PROVIDED PASSAGE Start Marker
Currently, an immune checkpoint blockade is prevalent in cancer therapies. Immune checkpoints are regulators of the immune system, associated with T cell recognition of cells and T cell cytotoxicity. However, tumor cells usually highly express these proteins to escape from elimination by the immune system. Among these, cytotoxic T-lymphocyte antigen 4 (CTLA-4), programmed cell death (PD)-1, and programmed cell death ligand-1 (PD-L1) are most important. PD-L1 plays a key role in tumor evasion. Tumor cells often highly express PD-L1 on their surfaces to inhibit immune responses, such that patients with tumors with high PD-L1 expression exhibit poor prognoses.34 As a result, disruption or silencing of the PD-L1 expression on tumor cells can enhance the immune system in attacking cancer cells, leading to growth inhibition of tumors.
PROVIDED PASSAGE End Marker
- _WORK TASK A_
Update the part of the passage on immune checkpoint blockade that opens with the words containing "Currently, an immune" and closes with "inhibition of tumors.", changing "tumor evasion" to "immune escape".
- _WORK TASK B_
List every immune checkpoint protein that the passage on immune checkpoint blockade names as most important.
- _WORK TASK C_
According to the passage on immune checkpoint blockade, what kind of prognoses do patients with tumors with high PD-L1 expression exhibit?
RECORDS SHOWN Start Marker
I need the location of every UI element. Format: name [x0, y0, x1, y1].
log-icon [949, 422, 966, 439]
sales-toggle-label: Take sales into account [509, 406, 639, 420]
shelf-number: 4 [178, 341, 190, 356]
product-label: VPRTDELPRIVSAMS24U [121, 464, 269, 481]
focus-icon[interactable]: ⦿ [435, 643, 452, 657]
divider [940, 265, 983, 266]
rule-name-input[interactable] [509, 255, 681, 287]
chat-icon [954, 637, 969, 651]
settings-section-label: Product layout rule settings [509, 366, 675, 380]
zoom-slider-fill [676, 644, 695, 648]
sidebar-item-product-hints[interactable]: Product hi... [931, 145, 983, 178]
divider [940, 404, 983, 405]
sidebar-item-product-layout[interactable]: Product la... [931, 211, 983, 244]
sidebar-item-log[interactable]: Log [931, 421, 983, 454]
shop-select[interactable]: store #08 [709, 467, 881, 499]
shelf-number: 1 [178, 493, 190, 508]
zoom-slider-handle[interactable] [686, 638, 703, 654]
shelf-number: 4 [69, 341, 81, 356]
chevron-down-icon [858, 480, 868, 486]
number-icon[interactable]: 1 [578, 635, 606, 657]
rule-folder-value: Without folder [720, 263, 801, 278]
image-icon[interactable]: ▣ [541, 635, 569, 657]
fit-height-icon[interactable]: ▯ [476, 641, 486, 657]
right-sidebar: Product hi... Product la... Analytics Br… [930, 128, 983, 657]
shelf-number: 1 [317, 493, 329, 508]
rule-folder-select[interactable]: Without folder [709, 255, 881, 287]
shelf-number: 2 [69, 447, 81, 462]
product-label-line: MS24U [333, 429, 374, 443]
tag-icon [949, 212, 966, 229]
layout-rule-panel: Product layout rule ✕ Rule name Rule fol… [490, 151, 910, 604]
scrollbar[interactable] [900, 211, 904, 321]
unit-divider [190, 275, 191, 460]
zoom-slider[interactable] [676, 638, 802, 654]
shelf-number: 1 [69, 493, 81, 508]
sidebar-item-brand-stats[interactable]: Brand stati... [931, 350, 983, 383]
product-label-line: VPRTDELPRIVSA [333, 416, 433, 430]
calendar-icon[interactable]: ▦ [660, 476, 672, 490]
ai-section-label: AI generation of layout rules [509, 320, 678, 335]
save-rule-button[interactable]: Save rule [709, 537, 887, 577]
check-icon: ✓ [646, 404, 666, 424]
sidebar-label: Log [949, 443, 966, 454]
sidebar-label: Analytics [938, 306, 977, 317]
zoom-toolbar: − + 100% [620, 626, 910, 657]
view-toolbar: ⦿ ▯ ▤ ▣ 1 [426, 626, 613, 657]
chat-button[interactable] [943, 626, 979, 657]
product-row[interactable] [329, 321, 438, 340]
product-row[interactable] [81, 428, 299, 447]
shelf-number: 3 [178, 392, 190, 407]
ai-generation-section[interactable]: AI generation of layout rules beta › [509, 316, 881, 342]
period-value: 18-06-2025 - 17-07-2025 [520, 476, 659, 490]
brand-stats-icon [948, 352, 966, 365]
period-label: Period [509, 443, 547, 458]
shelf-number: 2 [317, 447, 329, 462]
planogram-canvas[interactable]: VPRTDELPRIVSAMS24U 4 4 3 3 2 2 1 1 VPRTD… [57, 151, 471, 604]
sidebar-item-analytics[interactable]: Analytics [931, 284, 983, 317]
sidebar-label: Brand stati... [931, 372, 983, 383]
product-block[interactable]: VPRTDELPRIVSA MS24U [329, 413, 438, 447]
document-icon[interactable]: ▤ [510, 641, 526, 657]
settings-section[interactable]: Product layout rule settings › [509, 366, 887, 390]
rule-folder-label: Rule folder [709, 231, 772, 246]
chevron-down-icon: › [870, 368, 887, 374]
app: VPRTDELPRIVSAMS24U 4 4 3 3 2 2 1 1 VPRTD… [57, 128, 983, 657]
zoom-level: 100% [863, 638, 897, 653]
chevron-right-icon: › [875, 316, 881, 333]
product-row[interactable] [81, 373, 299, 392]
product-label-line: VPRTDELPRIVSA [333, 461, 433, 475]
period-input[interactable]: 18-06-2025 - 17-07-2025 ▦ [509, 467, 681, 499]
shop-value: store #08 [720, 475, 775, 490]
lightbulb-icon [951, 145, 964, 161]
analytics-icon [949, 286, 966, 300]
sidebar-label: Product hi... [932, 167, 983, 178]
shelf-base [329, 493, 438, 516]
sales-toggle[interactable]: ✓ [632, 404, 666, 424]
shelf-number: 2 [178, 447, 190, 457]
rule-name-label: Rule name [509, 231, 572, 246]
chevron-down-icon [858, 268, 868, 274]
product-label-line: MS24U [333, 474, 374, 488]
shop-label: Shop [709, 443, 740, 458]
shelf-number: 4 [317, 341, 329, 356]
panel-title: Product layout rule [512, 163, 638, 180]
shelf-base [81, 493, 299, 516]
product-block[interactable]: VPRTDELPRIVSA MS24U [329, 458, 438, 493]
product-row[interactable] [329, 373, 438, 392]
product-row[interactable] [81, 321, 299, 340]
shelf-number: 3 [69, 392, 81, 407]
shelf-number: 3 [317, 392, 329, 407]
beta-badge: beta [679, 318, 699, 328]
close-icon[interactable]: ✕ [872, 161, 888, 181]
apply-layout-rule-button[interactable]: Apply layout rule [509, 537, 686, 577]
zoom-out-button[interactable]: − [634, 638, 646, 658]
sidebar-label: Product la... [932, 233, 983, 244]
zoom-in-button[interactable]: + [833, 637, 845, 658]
RECORDS SHOWN End Marker
- _ANSWER SECTION A_
Currently, an immune checkpoint blockade is prevalent in cancer therapies. Immune checkpoints are regulators of the immune system, associated with T cell recognition of cells and T cell cytotoxicity. However, tumor cells usually highly express these proteins to escape from elimination by the immune system. Among these, cytotoxic T-lymphocyte antigen 4 (CTLA-4), programmed cell death (PD)-1, and programmed cell death ligand-1 (PD-L1) are most important. PD-L1 plays a key role in immune escape. Tumor cells often highly express PD-L1 on their surfaces to inhibit immune responses, such that patients with tumors with high PD-L1 expression exhibit poor prognoses.34 As a result, disruption or silencing of the PD-L1 expression on tumor cells can enhance the immune system in attacking cancer cells, leading to growth inhibition of tumors.

- _ANSWER SECTION B_
Cytotoxic T-lymphocyte antigen 4 (CTLA-4), programmed cell death (PD)-1, and programmed cell death ligand-1 (PD-L1).

- _ANSWER SECTION C_
Poor prognoses.